-- TEKST --
=====

De houder van een kindercentrum beschrijft bij de maatregelen die gericht zijn op het inperken van het risico op grensoverschrijdend gedrag, in ieder geval de wijze waarop hij de dagopvang zodanig organiseert dat een beroepskracht, beroepskracht in opleiding of stagiair de werkzaamheden uitsluitend kan verrichten terwijl hij gezien of gehoord kan worden door een andere volwassene.

(art 1.49 lid 1 en 1.50 lid 1 en 2 Wet kinderopvang; art 4 lid 3 onder c Besluit kwaliteit kinderopvang)

Het veiligheids- en gezondheidsbeleid omvat een concrete beschrijving van de wijze waarop de houder van een kindercentrum er zorg voor draagt dat het actuele veiligheids- en

gezondheidsbeleid en de evaluaties daarvan inzichtelijk zijn voor de beroepskrachten, beroepskrachten in opleiding, stagiairs, vrijwilligers en ouders.

=====

-- GETOONDE REGELS --
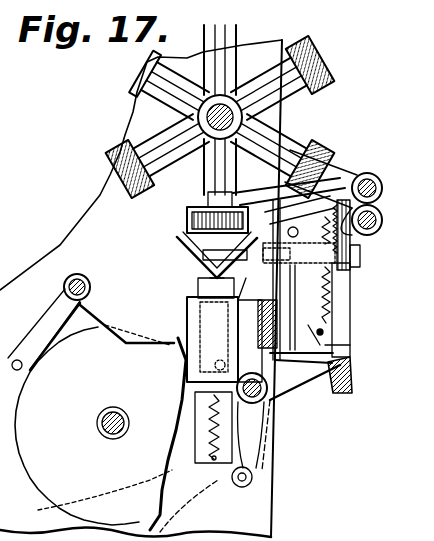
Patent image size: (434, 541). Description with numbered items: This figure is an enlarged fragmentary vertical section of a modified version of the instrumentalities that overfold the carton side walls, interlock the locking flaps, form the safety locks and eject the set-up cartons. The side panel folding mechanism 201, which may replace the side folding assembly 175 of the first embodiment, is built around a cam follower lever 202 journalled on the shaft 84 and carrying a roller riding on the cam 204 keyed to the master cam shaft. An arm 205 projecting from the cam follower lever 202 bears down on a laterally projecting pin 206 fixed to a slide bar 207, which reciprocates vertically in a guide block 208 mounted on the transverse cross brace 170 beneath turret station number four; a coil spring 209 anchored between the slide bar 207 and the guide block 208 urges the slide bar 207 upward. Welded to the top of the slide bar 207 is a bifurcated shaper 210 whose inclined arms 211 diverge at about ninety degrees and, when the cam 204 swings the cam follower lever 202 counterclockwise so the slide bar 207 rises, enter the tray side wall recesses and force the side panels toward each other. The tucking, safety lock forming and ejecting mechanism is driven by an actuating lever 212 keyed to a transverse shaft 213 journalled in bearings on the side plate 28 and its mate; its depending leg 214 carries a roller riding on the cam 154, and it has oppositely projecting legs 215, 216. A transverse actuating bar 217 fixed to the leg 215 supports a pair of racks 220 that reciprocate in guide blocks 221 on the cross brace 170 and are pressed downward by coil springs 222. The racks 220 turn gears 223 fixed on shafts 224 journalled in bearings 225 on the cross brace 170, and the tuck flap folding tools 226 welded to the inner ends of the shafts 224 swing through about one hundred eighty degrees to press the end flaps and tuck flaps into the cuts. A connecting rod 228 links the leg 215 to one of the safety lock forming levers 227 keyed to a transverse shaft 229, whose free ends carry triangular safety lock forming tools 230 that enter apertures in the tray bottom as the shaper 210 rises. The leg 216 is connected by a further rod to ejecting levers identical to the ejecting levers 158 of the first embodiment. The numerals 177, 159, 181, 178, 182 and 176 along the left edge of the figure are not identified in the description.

The ejecting levers 158 is at (336, 162).
The safety lock forming tools 230 is at (200, 209).
The bifurcated shaper 210 is at (200, 259).
The inclined arms 211 is at (235, 257).
The tuck flap folding tools 226 is at (212, 273).
The guide block 208 is at (205, 287).
The arm 205 is at (187, 309).
The laterally projecting pin 206 is at (216, 337).
The transverse cross brace 170 is at (248, 279).
The lever leg 216 is at (252, 374).
The transverse shaft 213 is at (272, 405).
The depending leg 214 is at (258, 441).
The actuating lever 212 is at (256, 461).
The slide bar 207 is at (205, 470).
The shaft 84 is at (84, 278).
The cam follower lever 202 is at (32, 323).
The side panel folding mechanism 201 is at (165, 233).
The coil spring 209 is at (180, 393).
The cam 204 is at (89, 490).
The cam 154 is at (211, 506).
The side plate 28 is at (273, 494).
The safety lock forming levers 227 is at (260, 199).
The shafts 224 is at (272, 241).
The racks 220 is at (368, 175).
The transverse shaft 229 is at (358, 251).
The gears 223 is at (345, 271).
The coil springs 222 is at (345, 301).
The guide blocks 221 is at (345, 341).
The bearings 225 is at (318, 276).
The connecting rod 228 is at (318, 331).
The actuating bar 217 is at (352, 383).
The lever leg 215 is at (322, 394).
The element 177 is at (11, 87).
The side folding assembly 175 is at (12, 109).
The element 159 is at (14, 132).
The element 181 is at (16, 154).
The element 178 is at (0, 178).
The element 182 is at (18, 198).
The element 176 is at (10, 218).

=====

-- WAT WORDT VERWACHT --
Geef alle groepen waarvoor het actuele veiligheids- en gezondheidsbeleid en de evaluaties daarvan volgens de tekst over kinderopvang inzichtelijk moeten zijn.

-- UITWERKING OPDRACHT --
- beroepskrachten
- beroepskrachten in opleiding
- stagiairs
- vrijwilligers
- ouders